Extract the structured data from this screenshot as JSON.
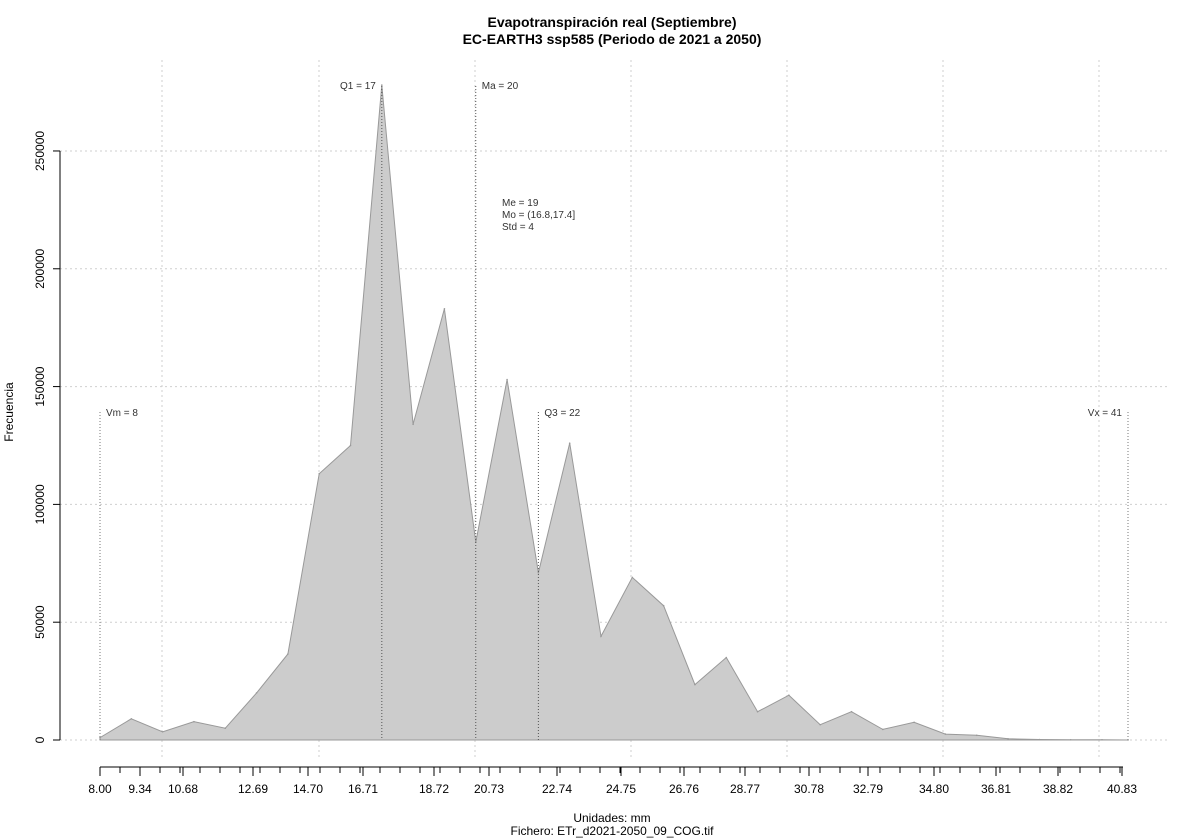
{
  "chart_data": {
    "type": "area",
    "title": "Evapotranspiración real (Septiembre)",
    "subtitle": "EC-EARTH3 ssp585 (Periodo de 2021 a 2050)",
    "xlabel": "Unidades: mm",
    "caption": "Fichero: ETr_d2021-2050_09_COG.tif",
    "ylabel": "Frecuencia",
    "xlim": [
      8.0,
      40.83
    ],
    "ylim": [
      0,
      280000
    ],
    "x_tick_labels": [
      "8.00",
      "9.34",
      "10.68",
      "12.69",
      "14.70",
      "16.71",
      "18.72",
      "20.73",
      "22.74",
      "24.75",
      "26.76",
      "28.77",
      "30.78",
      "32.79",
      "34.80",
      "36.81",
      "38.82",
      "40.83"
    ],
    "y_tick_values": [
      0,
      50000,
      100000,
      150000,
      200000,
      250000
    ],
    "y_tick_labels": [
      "0",
      "50000",
      "100000",
      "150000",
      "200000",
      "250000"
    ],
    "grid": true,
    "fill_color": "#cccccc",
    "line_color": "#999999",
    "x": [
      8.0,
      9.0,
      10.0,
      11.0,
      12.0,
      13.0,
      14.0,
      15.0,
      16.0,
      17.0,
      18.0,
      19.0,
      20.0,
      21.0,
      22.0,
      23.0,
      24.0,
      25.0,
      26.0,
      27.0,
      28.0,
      29.0,
      30.0,
      31.0,
      32.0,
      33.0,
      34.0,
      35.0,
      36.0,
      37.0,
      38.0,
      39.0,
      40.0,
      40.83
    ],
    "y": [
      1000,
      9000,
      3500,
      7800,
      5000,
      20000,
      36500,
      113000,
      125000,
      278000,
      134000,
      183000,
      84000,
      153000,
      71000,
      126000,
      44000,
      69000,
      57000,
      23500,
      35000,
      12000,
      19000,
      6500,
      12000,
      4500,
      7500,
      2500,
      2000,
      500,
      200,
      100,
      100,
      0
    ],
    "markers": [
      {
        "name": "Vm",
        "x": 8.0,
        "label": "Vm = 8"
      },
      {
        "name": "Q1",
        "x": 17.0,
        "label": "Q1 = 17"
      },
      {
        "name": "Ma",
        "x": 20.0,
        "label": "Ma = 20"
      },
      {
        "name": "Q3",
        "x": 22.0,
        "label": "Q3 = 22"
      },
      {
        "name": "Vx",
        "x": 40.83,
        "label": "Vx = 41"
      }
    ],
    "stats": [
      "Me = 19",
      "Mo = (16.8,17.4]",
      "Std = 4"
    ]
  }
}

Work to complete
Reply with one number: the count of lines in the entries that include the word "name".

Output for this exercise
5